• _Instruction_:
Could you lay out as a numbered list the lines from the one containing "- rating-stars[interactable]: ★" up to and including the one containing "- copy-icon: ⧉: [667, 510, 675, 521]", omitting any blank lines?

• _Task material_:
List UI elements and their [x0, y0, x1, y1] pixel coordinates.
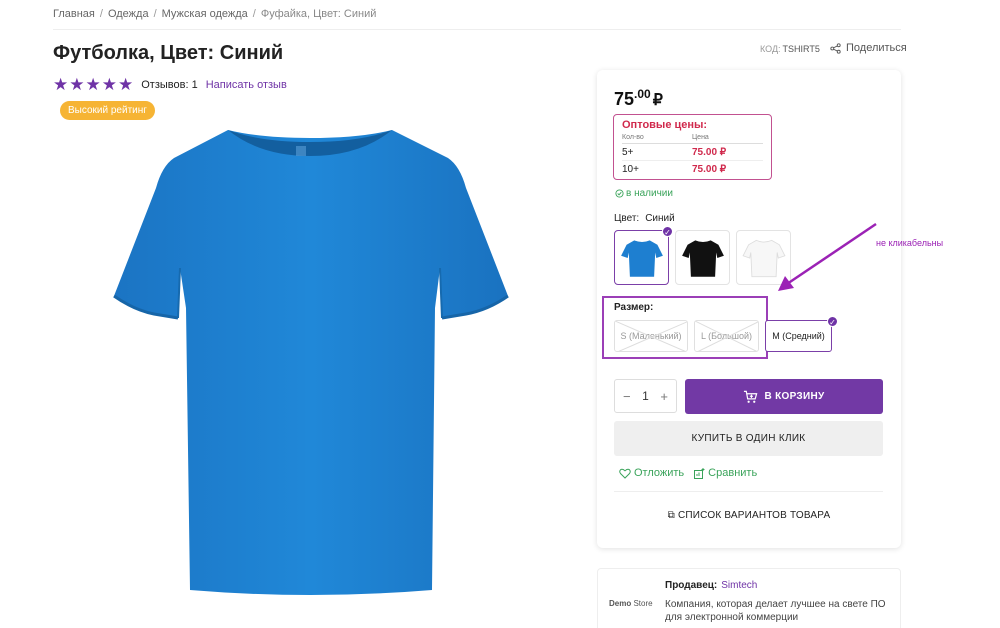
- rating-stars[interactable]: ★ ★ ★ ★ ★: [53, 76, 133, 93]
- star-icon: ★: [53, 75, 69, 94]
- wishlist-label: Отложить: [634, 467, 685, 479]
- color-value: Синий: [645, 213, 675, 224]
- qty-value[interactable]: 1: [642, 389, 649, 403]
- product-image[interactable]: [110, 118, 510, 598]
- wholesale-qty: 10+: [622, 164, 639, 175]
- share-button[interactable]: Поделиться: [830, 42, 907, 54]
- seller-card: Demo Store Продавец: Simtech Компания, ко…: [597, 568, 901, 628]
- annotation-text: не кликабельны: [876, 238, 944, 248]
- cart-icon: [744, 390, 758, 403]
- selected-check-icon: ✓: [827, 316, 838, 327]
- seller-link[interactable]: Simtech: [721, 580, 757, 591]
- star-icon: ★: [85, 75, 101, 94]
- variants-list-button[interactable]: ⧉ СПИСОК ВАРИАНТОВ ТОВАРА: [597, 510, 901, 521]
- divider: [614, 491, 883, 492]
- wholesale-title: Оптовые цены:: [622, 119, 708, 131]
- wishlist-button[interactable]: Отложить: [619, 467, 684, 479]
- size-option-m[interactable]: M (Средний): [765, 320, 832, 352]
- stock-status: в наличии: [615, 188, 673, 199]
- tshirt-black-thumb: [681, 239, 724, 277]
- size-label: Размер:: [614, 302, 654, 313]
- wholesale-col-qty: Кол-во: [622, 134, 644, 141]
- wholesale-row: 5+ 75.00 ₽: [622, 144, 763, 161]
- check-circle-icon: [615, 189, 624, 198]
- write-review-link[interactable]: Написать отзыв: [206, 79, 287, 91]
- seller-logo-text: Demo: [609, 599, 632, 608]
- breadcrumb-home[interactable]: Главная: [53, 8, 95, 20]
- color-option-blue[interactable]: ✓: [614, 226, 673, 285]
- product-actions: Отложить Сравнить: [619, 467, 757, 479]
- seller-title: Продавец: Simtech: [665, 580, 757, 591]
- add-to-cart-label: В КОРЗИНУ: [764, 391, 825, 402]
- wholesale-qty: 5+: [622, 147, 634, 158]
- copy-icon: ⧉: [667, 510, 675, 521]
- unavailable-cross-icon: [615, 321, 687, 351]
- sku: КОД: TSHIRT5: [760, 44, 820, 54]
- price-cents: .00: [634, 87, 651, 101]
- compare-label: Сравнить: [708, 467, 758, 479]
- breadcrumb-separator: /: [153, 8, 157, 20]
- color-label-text: Цвет:: [614, 213, 640, 224]
- share-label: Поделиться: [846, 42, 907, 54]
- breadcrumb-separator: /: [252, 8, 256, 20]
- seller-description: Компания, которая делает лучшее на свете…: [665, 599, 886, 623]
- quantity-stepper: − 1 +: [614, 379, 677, 413]
- page-title: Футболка, Цвет: Синий: [53, 42, 284, 64]
- wholesale-price: 75.00 ₽: [692, 164, 727, 175]
- breadcrumb-mens-clothing[interactable]: Мужская одежда: [162, 8, 248, 20]
- annotation-arrow: [778, 222, 877, 291]
- share-icon: [830, 42, 841, 54]
- star-icon: ★: [101, 75, 117, 94]
- sku-label: КОД:: [760, 44, 781, 54]
- breadcrumb: Главная / Одежда / Мужская одежда / Фуфайка, Ц…: [53, 8, 376, 20]
- buy-one-click-button[interactable]: КУПИТЬ В ОДИН КЛИК: [614, 421, 883, 456]
- compare-icon: [694, 467, 705, 479]
- price: 75.00 ₽: [614, 87, 663, 110]
- size-option-label: M (Средний): [772, 331, 825, 341]
- wholesale-header: Кол-во Цена: [622, 134, 763, 144]
- qty-decrease-button[interactable]: −: [623, 389, 631, 404]
- qty-increase-button[interactable]: +: [660, 389, 668, 404]
- wholesale-prices: Оптовые цены: Кол-во Цена 5+ 75.00 ₽ 10+ 75…: [613, 114, 772, 180]
- size-option-s: S (Маленький): [614, 320, 688, 352]
- stock-label: в наличии: [626, 188, 673, 199]
- sku-value: TSHIRT5: [782, 44, 820, 54]
- variants-label: СПИСОК ВАРИАНТОВ ТОВАРА: [677, 510, 831, 521]
- breadcrumb-current: Фуфайка, Цвет: Синий: [260, 8, 377, 20]
- star-icon: ★: [69, 75, 85, 94]
- reviews-count[interactable]: Отзывов: 1: [141, 79, 197, 91]
- selected-check-icon: ✓: [662, 226, 673, 237]
- add-to-cart-button[interactable]: В КОРЗИНУ: [685, 379, 883, 414]
- breadcrumb-separator: /: [99, 8, 103, 20]
- compare-button[interactable]: Сравнить: [694, 467, 757, 479]
- seller-title-label: Продавец:: [665, 580, 718, 591]
- divider: [53, 29, 901, 30]
- unavailable-cross-icon: [695, 321, 758, 351]
- seller-logo: Demo Store: [609, 599, 653, 608]
- wholesale-col-price: Цена: [692, 134, 709, 141]
- breadcrumb-clothing[interactable]: Одежда: [108, 8, 149, 20]
- wholesale-price: 75.00 ₽: [692, 147, 727, 158]
- heart-icon: [619, 468, 631, 479]
- tshirt-blue-thumb: [620, 239, 663, 277]
- size-option-l: L (Большой): [694, 320, 759, 352]
- rating: ★ ★ ★ ★ ★ Отзывов: 1 Написать отзыв: [53, 76, 287, 93]
- star-icon: ★: [118, 75, 134, 94]
- price-currency: ₽: [652, 92, 663, 109]
- buy-panel: 75.00 ₽ Оптовые цены: Кол-во Цена 5+ 75.00 …: [597, 70, 901, 548]
- price-main: 75: [614, 89, 635, 109]
- seller-logo-suffix: Store: [633, 599, 653, 608]
- color-option-black[interactable]: [675, 230, 730, 285]
- wholesale-row: 10+ 75.00 ₽: [622, 161, 763, 177]
- tshirt-image: [113, 130, 509, 595]
- color-label: Цвет: Синий: [614, 213, 675, 224]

• _Task response_:
1. - rating-stars[interactable]: ★ ★ ★ ★ ★: [53, 76, 133, 93]
2. - star-icon: ★: [53, 75, 69, 94]
3. - wishlist-label: Отложить: [634, 467, 685, 479]
4. - color-value: Синий: [645, 213, 675, 224]
5. - qty-value[interactable]: 1: [642, 389, 649, 403]
6. - product-image[interactable]: [110, 118, 510, 598]
7. - wholesale-qty: 10+: [622, 164, 639, 175]
8. - share-button[interactable]: Поделиться: [830, 42, 907, 54]
9. - seller-card: Demo Store Продавец: Simtech Компания, ко…: [597, 568, 901, 628]
10. - annotation-text: не кликабельны: [876, 238, 944, 248]
11. - cart-icon: [744, 390, 758, 403]
12. - selected-check-icon: ✓: [827, 316, 838, 327]
13. - seller-link[interactable]: Simtech: [721, 580, 757, 591]
14. - star-icon: ★: [85, 75, 101, 94]
15. - variants-list-button[interactable]: ⧉ СПИСОК ВАРИАНТОВ ТОВАРА: [597, 510, 901, 521]
16. - divider: [614, 491, 883, 492]
17. - wholesale-title: Оптовые цены:: [622, 119, 708, 131]
18. - wishlist-button[interactable]: Отложить: [619, 467, 684, 479]
19. - size-option-m[interactable]: M (Средний): [765, 320, 832, 352]
20. - stock-status: в наличии: [615, 188, 673, 199]
21. - tshirt-black-thumb: [681, 239, 724, 277]
22. - size-label: Размер:: [614, 302, 654, 313]
23. - wholesale-col-qty: Кол-во: [622, 134, 644, 141]
24. - wholesale-row: 5+ 75.00 ₽: [622, 144, 763, 161]
25. - check-circle-icon: [615, 189, 624, 198]
26. - write-review-link[interactable]: Написать отзыв: [206, 79, 287, 91]
27. - seller-logo-text: Demo: [609, 599, 632, 608]
28. - breadcrumb-home[interactable]: Главная: [53, 8, 95, 20]
29. - color-option-blue[interactable]: ✓: [614, 226, 673, 285]
30. - product-actions: Отложить Сравнить: [619, 467, 757, 479]
31. - seller-title: Продавец: Simtech: [665, 580, 757, 591]
32. - add-to-cart-label: В КОРЗИНУ: [764, 391, 825, 402]
33. - wholesale-qty: 5+: [622, 147, 634, 158]
34. - copy-icon: ⧉: [667, 510, 675, 521]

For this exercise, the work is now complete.